● TRECHO DA PÁGINA
########################################

Eva foi encaminhada ao departamento dos Hospitais da Universidade de Genebra, onde um exame com adesivo cutâneo foi realizado a fim de verificar novamente a possibilidade de alergia. “O exame não é invasivo, e tentamos eliminar primeiro os fatores ambientais simples, pois é mais fácil de fazer”, explica a Dra. Laurence Trellu, médica do departamento que supervisiona muitos dos casos complexos. O teste deu negativo. O prurigo nodular muitas vezes responde à terapia com luz ultravioleta ou antidepressivos, mas, no caso de Eva, eles não foram efetivos.
Os médicos não desistiram dela. “Em muitos casos clínicos tão desafiadores assim, o risco é que o médico simplesmente deixe de lado, mas o paciente está desesperado”, observa Trellu. “Muitos pacientes com doença de pele crônica acabam indo de um dermatologista para outro.”
Ela acrescenta que, principalmente quando um paciente é jovem e saudável, os médicos podem presumir que o problema acabará se resolvendo por si só, e podem até pular certas etapas de uma avaliação completa. Uma abordagem sistemática, porém, é feita em sua clínica, onde Eva se sentiu acolhida e apoiada. Eva ainda não consegue dormir nem trabalhar. Ela tentou crioterapia de corpo inteiro, ficando em uma câmara com temperatura abaixo de zero em uma tentativa de parar a coceira. A crioterapia não é comprovada nem completamente segura – pode agravar um problema cardíaco, por exemplo – e, apesar de dar algum alívio a Eva, não era propriamente a cura.
Seis meses depois, Eva começou a sentir dor ao redor dos nódulos na pele. Ela agora também sentia fadiga severa e tinha calafrios noturnos, que às vezes podem sinalizar uma doença interna. O médico de família de Eva prescreveu corticoide, um medicamento anti-inflamatório forte, pois ele às vezes pode ajudar no prurigo nodular depois que outros tratamentos falharam. Mas, após duas semanas de medicamento, Eva voltou ao consultório de sua médica sentindo-se pior.
Naquele momento, à medida que a examinava, a médica detectou algo que não tinha estado lá antes: um linfonodo edemaciado no tórax da paciente, perto do ombro. Preocupada, solicitou uma nova radiografia de tórax, que revelou múltiplos linfonodos aumentados. Em uma tomografia computadorizada, os pontos suspeitos pareciam câncer.

########################################

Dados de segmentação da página
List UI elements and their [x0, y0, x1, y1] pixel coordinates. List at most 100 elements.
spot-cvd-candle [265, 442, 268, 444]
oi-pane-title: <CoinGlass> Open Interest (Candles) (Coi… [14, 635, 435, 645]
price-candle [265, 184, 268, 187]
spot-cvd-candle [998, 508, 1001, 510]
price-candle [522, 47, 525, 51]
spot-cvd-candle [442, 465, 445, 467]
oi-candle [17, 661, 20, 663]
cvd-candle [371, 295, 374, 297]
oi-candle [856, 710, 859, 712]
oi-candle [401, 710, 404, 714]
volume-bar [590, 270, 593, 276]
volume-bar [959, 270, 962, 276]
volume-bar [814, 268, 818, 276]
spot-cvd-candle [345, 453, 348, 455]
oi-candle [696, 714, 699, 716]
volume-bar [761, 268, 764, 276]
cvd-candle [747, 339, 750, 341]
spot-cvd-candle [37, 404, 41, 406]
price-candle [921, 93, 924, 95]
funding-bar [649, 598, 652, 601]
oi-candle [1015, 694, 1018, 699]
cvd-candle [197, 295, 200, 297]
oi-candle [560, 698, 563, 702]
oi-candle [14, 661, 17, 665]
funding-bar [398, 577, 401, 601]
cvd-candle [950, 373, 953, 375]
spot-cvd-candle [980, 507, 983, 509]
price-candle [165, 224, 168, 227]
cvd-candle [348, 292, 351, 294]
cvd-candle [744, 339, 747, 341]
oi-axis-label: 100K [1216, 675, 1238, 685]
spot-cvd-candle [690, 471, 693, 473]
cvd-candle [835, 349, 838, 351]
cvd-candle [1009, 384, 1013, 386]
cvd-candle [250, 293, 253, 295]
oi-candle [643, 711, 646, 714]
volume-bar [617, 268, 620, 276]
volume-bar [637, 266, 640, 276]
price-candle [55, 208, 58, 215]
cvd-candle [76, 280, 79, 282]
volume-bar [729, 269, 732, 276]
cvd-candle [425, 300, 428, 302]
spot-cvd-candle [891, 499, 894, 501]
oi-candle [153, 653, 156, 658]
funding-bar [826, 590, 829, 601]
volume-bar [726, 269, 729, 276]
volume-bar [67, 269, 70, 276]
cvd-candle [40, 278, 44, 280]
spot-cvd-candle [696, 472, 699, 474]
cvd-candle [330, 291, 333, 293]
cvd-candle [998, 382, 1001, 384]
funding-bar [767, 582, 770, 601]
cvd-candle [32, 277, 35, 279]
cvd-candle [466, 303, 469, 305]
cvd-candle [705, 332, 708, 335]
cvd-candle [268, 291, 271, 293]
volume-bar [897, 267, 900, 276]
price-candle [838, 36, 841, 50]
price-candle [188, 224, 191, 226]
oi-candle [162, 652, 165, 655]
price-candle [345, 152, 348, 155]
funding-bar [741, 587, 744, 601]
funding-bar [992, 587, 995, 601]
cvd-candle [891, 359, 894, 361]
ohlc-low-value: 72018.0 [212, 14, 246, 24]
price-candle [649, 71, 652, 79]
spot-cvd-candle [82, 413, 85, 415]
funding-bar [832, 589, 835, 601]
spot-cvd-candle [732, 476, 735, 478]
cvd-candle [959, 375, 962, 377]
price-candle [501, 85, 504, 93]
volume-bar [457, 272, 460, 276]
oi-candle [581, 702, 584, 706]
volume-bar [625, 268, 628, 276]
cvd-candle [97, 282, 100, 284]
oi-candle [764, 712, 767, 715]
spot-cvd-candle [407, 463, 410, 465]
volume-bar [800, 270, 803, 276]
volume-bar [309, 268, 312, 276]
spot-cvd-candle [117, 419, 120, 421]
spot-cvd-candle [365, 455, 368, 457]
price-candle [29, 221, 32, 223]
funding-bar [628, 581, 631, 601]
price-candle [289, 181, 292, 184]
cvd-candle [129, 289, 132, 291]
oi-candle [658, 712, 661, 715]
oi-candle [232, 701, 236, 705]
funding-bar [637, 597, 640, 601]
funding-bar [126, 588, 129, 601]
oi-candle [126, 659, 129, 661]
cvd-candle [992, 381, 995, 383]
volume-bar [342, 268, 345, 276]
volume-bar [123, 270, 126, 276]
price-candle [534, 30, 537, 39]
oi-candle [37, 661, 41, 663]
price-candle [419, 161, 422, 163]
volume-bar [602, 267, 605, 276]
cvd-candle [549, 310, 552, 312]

########################################

● ORDEM DE TRABALHO 1
No relato sobre o caso de Eva, o que a nova radiografia de tórax revelou?
● ORDEM DE TRABALHO 2
Prossiga com o relato sobre o caso de Eva a partir da última frase apresentada.

● RESPOSTA 1
Revelou múltiplos linfonodos aumentados.

● RESPOSTA 2
E, de fato, uma biópsia de vários dos linfonodos levou a um diagnóstico claro: Eva tinha linfoma de Hodgkin de esclerose nodular, um câncer do sistema imunológico. Esse câncer é mais comum em pessoas de 15 a 35 anos, mas menos de 3 em cada 100 mil pessoas o desenvolvem todos os anos na Europa e nos EUA.
É quase impossível de ser diagnosticado quando os primeiros sintomas não só correspondem com uma grande variedade de doenças, como também são atribuídos unicamente ao estado de espírito do paciente.
“As explicações psicológicas realmente surgem quando você não encontra nada”, revela Trellu. “No entanto, mesmo alguém com um problema de saúde mental pode ter uma doença subjacente que causa prurido”, ressalta ela, “e é por isso que é importante continuar investigando. Você não gostaria de deixar de identificar linfoma em um paciente psiquiátrico.”
Felizmente, o câncer de Eva ainda estava em fase inicial. Ela começou a quimioterapia; a coceira e a dor melhoraram muito após a primeira sessão. As lesões da pele começaram a cicatrizar.
Eva terminou a quimioterapia em outubro de 2017 e atualmente vê seu oncologista a cada seis meses. Ela sente mais energia e está de volta ao trabalho. “Às vezes tenho a sensação de que uma formiga está rastejando sobre minha pele, e isso me faz querer coçar”, diz, embora admita que provavelmente qualquer pessoa possa vir a sentir a mesma coisa e isso não ser considerado doença. Mas, para ela, é também um lembrete da longa e difícil provação pela qual passou. “Espero que minha história possa alertar tanto os profissionais de saúde quanto os pacientes”, acrescenta Eva.